**Stated goal:**
Repeat these lines with "floor arrow" switched to "ground arrow" everywhere it occurs, and leave everything else unchanged.

=-=-=-=-=

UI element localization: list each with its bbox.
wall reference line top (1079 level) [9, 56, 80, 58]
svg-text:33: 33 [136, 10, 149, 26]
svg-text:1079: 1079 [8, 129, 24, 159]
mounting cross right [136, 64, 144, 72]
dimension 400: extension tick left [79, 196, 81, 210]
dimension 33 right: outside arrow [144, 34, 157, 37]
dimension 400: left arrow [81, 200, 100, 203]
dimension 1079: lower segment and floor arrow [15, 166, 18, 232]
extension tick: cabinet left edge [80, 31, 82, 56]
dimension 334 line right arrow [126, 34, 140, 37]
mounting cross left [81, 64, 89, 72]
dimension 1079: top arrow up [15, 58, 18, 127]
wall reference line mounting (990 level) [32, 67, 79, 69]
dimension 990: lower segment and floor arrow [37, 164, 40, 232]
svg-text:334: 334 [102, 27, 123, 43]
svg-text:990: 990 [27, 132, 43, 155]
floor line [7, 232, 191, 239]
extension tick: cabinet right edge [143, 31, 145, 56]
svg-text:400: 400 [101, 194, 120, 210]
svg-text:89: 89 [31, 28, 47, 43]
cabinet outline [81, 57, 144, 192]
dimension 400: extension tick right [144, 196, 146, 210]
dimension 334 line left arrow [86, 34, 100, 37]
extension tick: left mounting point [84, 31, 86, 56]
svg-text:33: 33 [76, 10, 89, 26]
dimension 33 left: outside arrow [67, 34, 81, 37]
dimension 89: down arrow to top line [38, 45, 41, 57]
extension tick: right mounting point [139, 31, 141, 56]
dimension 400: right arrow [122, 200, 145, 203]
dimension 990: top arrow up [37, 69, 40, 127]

=-=-=-=-=

**The completed task:**
UI element localization: list each with its bbox.
wall reference line top (1079 level) [9, 56, 80, 58]
svg-text:33: 33 [136, 10, 149, 26]
svg-text:1079: 1079 [8, 129, 24, 159]
mounting cross right [136, 64, 144, 72]
dimension 400: extension tick left [79, 196, 81, 210]
dimension 33 right: outside arrow [144, 34, 157, 37]
dimension 400: left arrow [81, 200, 100, 203]
dimension 1079: lower segment and ground arrow [15, 166, 18, 232]
extension tick: cabinet left edge [80, 31, 82, 56]
dimension 334 line right arrow [126, 34, 140, 37]
mounting cross left [81, 64, 89, 72]
dimension 1079: top arrow up [15, 58, 18, 127]
wall reference line mounting (990 level) [32, 67, 79, 69]
dimension 990: lower segment and ground arrow [37, 164, 40, 232]
svg-text:334: 334 [102, 27, 123, 43]
svg-text:990: 990 [27, 132, 43, 155]
floor line [7, 232, 191, 239]
extension tick: cabinet right edge [143, 31, 145, 56]
svg-text:400: 400 [101, 194, 120, 210]
svg-text:89: 89 [31, 28, 47, 43]
cabinet outline [81, 57, 144, 192]
dimension 400: extension tick right [144, 196, 146, 210]
dimension 334 line left arrow [86, 34, 100, 37]
extension tick: left mounting point [84, 31, 86, 56]
svg-text:33: 33 [76, 10, 89, 26]
dimension 33 left: outside arrow [67, 34, 81, 37]
dimension 89: down arrow to top line [38, 45, 41, 57]
extension tick: right mounting point [139, 31, 141, 56]
dimension 400: right arrow [122, 200, 145, 203]
dimension 990: top arrow up [37, 69, 40, 127]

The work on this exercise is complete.